• _WHAT THIS TASK INVOLVES_: Print, exactly and completely, every entry in the data.

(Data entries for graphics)
========

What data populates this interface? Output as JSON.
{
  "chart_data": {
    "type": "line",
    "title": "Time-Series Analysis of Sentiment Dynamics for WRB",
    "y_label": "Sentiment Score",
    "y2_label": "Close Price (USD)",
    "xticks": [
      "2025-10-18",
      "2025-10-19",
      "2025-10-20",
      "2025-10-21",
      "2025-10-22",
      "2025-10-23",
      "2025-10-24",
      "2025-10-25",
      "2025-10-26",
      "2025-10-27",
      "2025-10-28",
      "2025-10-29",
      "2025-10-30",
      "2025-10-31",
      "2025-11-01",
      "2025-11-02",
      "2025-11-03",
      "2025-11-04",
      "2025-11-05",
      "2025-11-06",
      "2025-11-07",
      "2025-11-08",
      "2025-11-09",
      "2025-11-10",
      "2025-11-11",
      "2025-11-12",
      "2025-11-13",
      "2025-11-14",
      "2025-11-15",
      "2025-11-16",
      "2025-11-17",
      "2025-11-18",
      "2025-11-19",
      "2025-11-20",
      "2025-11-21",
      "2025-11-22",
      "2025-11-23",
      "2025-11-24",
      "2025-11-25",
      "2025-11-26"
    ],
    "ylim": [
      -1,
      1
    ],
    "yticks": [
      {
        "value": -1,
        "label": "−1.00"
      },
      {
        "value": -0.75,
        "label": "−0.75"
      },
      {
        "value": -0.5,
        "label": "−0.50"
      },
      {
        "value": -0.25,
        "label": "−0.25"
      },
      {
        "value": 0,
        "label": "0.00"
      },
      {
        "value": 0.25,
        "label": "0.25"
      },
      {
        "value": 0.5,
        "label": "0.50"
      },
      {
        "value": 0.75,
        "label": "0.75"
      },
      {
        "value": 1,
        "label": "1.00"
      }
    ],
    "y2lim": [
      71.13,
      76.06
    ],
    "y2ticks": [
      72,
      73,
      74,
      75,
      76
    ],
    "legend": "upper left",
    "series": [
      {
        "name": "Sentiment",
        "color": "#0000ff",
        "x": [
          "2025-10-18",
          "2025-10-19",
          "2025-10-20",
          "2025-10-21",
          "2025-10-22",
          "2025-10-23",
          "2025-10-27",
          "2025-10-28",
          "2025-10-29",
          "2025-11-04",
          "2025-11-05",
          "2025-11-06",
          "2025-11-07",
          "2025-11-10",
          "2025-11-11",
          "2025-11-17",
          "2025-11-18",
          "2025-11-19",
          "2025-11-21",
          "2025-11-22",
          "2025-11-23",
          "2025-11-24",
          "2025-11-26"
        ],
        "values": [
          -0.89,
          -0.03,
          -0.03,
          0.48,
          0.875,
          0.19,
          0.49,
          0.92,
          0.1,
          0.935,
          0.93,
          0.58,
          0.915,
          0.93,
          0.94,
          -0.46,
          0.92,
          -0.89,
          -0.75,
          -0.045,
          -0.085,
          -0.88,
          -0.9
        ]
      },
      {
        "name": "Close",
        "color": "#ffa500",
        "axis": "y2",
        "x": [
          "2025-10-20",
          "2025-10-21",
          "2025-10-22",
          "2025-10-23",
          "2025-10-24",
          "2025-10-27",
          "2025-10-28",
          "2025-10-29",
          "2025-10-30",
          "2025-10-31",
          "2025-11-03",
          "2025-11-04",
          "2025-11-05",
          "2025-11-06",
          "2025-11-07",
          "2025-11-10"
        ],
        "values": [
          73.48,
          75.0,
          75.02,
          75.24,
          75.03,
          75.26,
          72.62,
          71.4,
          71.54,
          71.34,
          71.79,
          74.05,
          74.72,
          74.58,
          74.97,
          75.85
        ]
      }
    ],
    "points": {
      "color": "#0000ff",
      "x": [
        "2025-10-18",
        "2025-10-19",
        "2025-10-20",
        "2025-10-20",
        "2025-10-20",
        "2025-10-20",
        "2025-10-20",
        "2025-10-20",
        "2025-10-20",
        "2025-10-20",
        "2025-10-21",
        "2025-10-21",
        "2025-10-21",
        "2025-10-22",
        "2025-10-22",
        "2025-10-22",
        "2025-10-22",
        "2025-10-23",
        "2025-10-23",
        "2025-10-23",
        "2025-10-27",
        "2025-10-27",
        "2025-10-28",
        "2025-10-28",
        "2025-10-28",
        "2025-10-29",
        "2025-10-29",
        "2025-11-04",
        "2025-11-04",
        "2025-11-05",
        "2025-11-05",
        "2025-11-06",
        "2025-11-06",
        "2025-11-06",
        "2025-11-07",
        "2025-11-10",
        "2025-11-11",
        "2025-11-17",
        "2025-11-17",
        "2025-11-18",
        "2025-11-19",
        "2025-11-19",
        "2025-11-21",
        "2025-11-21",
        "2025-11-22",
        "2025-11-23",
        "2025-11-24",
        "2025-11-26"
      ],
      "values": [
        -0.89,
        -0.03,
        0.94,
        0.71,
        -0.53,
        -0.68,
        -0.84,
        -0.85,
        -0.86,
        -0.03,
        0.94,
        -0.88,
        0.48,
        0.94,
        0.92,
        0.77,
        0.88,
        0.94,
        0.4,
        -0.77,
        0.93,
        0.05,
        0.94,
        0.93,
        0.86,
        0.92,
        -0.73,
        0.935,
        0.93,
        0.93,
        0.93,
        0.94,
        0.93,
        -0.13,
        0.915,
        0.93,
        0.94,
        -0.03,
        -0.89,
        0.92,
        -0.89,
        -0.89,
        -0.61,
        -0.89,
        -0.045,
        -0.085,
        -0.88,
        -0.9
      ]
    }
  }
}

========

• _SOLUTION TO THIS TASK_:
What data populates this interface? Output as JSON.
{
  "chart_data": {
    "type": "line",
    "title": "Time-Series Analysis of Sentiment Dynamics for WRB",
    "y_label": "Sentiment Score",
    "y2_label": "Close Price (USD)",
    "xticks": [
      "2025-10-18",
      "2025-10-19",
      "2025-10-20",
      "2025-10-21",
      "2025-10-22",
      "2025-10-23",
      "2025-10-24",
      "2025-10-25",
      "2025-10-26",
      "2025-10-27",
      "2025-10-28",
      "2025-10-29",
      "2025-10-30",
      "2025-10-31",
      "2025-11-01",
      "2025-11-02",
      "2025-11-03",
      "2025-11-04",
      "2025-11-05",
      "2025-11-06",
      "2025-11-07",
      "2025-11-08",
      "2025-11-09",
      "2025-11-10",
      "2025-11-11",
      "2025-11-12",
      "2025-11-13",
      "2025-11-14",
      "2025-11-15",
      "2025-11-16",
      "2025-11-17",
      "2025-11-18",
      "2025-11-19",
      "2025-11-20",
      "2025-11-21",
      "2025-11-22",
      "2025-11-23",
      "2025-11-24",
      "2025-11-25",
      "2025-11-26"
    ],
    "ylim": [
      -1,
      1
    ],
    "yticks": [
      {
        "value": -1,
        "label": "−1.00"
      },
      {
        "value": -0.75,
        "label": "−0.75"
      },
      {
        "value": -0.5,
        "label": "−0.50"
      },
      {
        "value": -0.25,
        "label": "−0.25"
      },
      {
        "value": 0,
        "label": "0.00"
      },
      {
        "value": 0.25,
        "label": "0.25"
      },
      {
        "value": 0.5,
        "label": "0.50"
      },
      {
        "value": 0.75,
        "label": "0.75"
      },
      {
        "value": 1,
        "label": "1.00"
      }
    ],
    "y2lim": [
      71.13,
      76.06
    ],
    "y2ticks": [
      72,
      73,
      74,
      75,
      76
    ],
    "legend": "upper left",
    "series": [
      {
        "name": "Sentiment",
        "color": "#0000ff",
        "x": [
          "2025-10-18",
          "2025-10-19",
          "2025-10-20",
          "2025-10-21",
          "2025-10-22",
          "2025-10-23",
          "2025-10-27",
          "2025-10-28",
          "2025-10-29",
          "2025-11-04",
          "2025-11-05",
          "2025-11-06",
          "2025-11-07",
          "2025-11-10",
          "2025-11-11",
          "2025-11-17",
          "2025-11-18",
          "2025-11-19",
          "2025-11-21",
          "2025-11-22",
          "2025-11-23",
          "2025-11-24",
          "2025-11-26"
        ],
        "values": [
          -0.89,
          -0.03,
          -0.03,
          0.48,
          0.875,
          0.19,
          0.49,
          0.92,
          0.1,
          0.935,
          0.93,
          0.58,
          0.915,
          0.93,
          0.94,
          -0.46,
          0.92,
          -0.89,
          -0.75,
          -0.045,
          -0.085,
          -0.88,
          -0.9
        ]
      },
      {
        "name": "Close",
        "color": "#ffa500",
        "axis": "y2",
        "x": [
          "2025-10-20",
          "2025-10-21",
          "2025-10-22",
          "2025-10-23",
          "2025-10-24",
          "2025-10-27",
          "2025-10-28",
          "2025-10-29",
          "2025-10-30",
          "2025-10-31",
          "2025-11-03",
          "2025-11-04",
          "2025-11-05",
          "2025-11-06",
          "2025-11-07",
          "2025-11-10"
        ],
        "values": [
          73.48,
          75.0,
          75.02,
          75.24,
          75.03,
          75.26,
          72.62,
          71.4,
          71.54,
          71.34,
          71.79,
          74.05,
          74.72,
          74.58,
          74.97,
          75.85
        ]
      }
    ],
    "points": {
      "color": "#0000ff",
      "x": [
        "2025-10-18",
        "2025-10-19",
        "2025-10-20",
        "2025-10-20",
        "2025-10-20",
        "2025-10-20",
        "2025-10-20",
        "2025-10-20",
        "2025-10-20",
        "2025-10-20",
        "2025-10-21",
        "2025-10-21",
        "2025-10-21",
        "2025-10-22",
        "2025-10-22",
        "2025-10-22",
        "2025-10-22",
        "2025-10-23",
        "2025-10-23",
        "2025-10-23",
        "2025-10-27",
        "2025-10-27",
        "2025-10-28",
        "2025-10-28",
        "2025-10-28",
        "2025-10-29",
        "2025-10-29",
        "2025-11-04",
        "2025-11-04",
        "2025-11-05",
        "2025-11-05",
        "2025-11-06",
        "2025-11-06",
        "2025-11-06",
        "2025-11-07",
        "2025-11-10",
        "2025-11-11",
        "2025-11-17",
        "2025-11-17",
        "2025-11-18",
        "2025-11-19",
        "2025-11-19",
        "2025-11-21",
        "2025-11-21",
        "2025-11-22",
        "2025-11-23",
        "2025-11-24",
        "2025-11-26"
      ],
      "values": [
        -0.89,
        -0.03,
        0.94,
        0.71,
        -0.53,
        -0.68,
        -0.84,
        -0.85,
        -0.86,
        -0.03,
        0.94,
        -0.88,
        0.48,
        0.94,
        0.92,
        0.77,
        0.88,
        0.94,
        0.4,
        -0.77,
        0.93,
        0.05,
        0.94,
        0.93,
        0.86,
        0.92,
        -0.73,
        0.935,
        0.93,
        0.93,
        0.93,
        0.94,
        0.93,
        -0.13,
        0.915,
        0.93,
        0.94,
        -0.03,
        -0.89,
        0.92,
        -0.89,
        -0.89,
        -0.61,
        -0.89,
        -0.045,
        -0.085,
        -0.88,
        -0.9
      ]
    }
  }
}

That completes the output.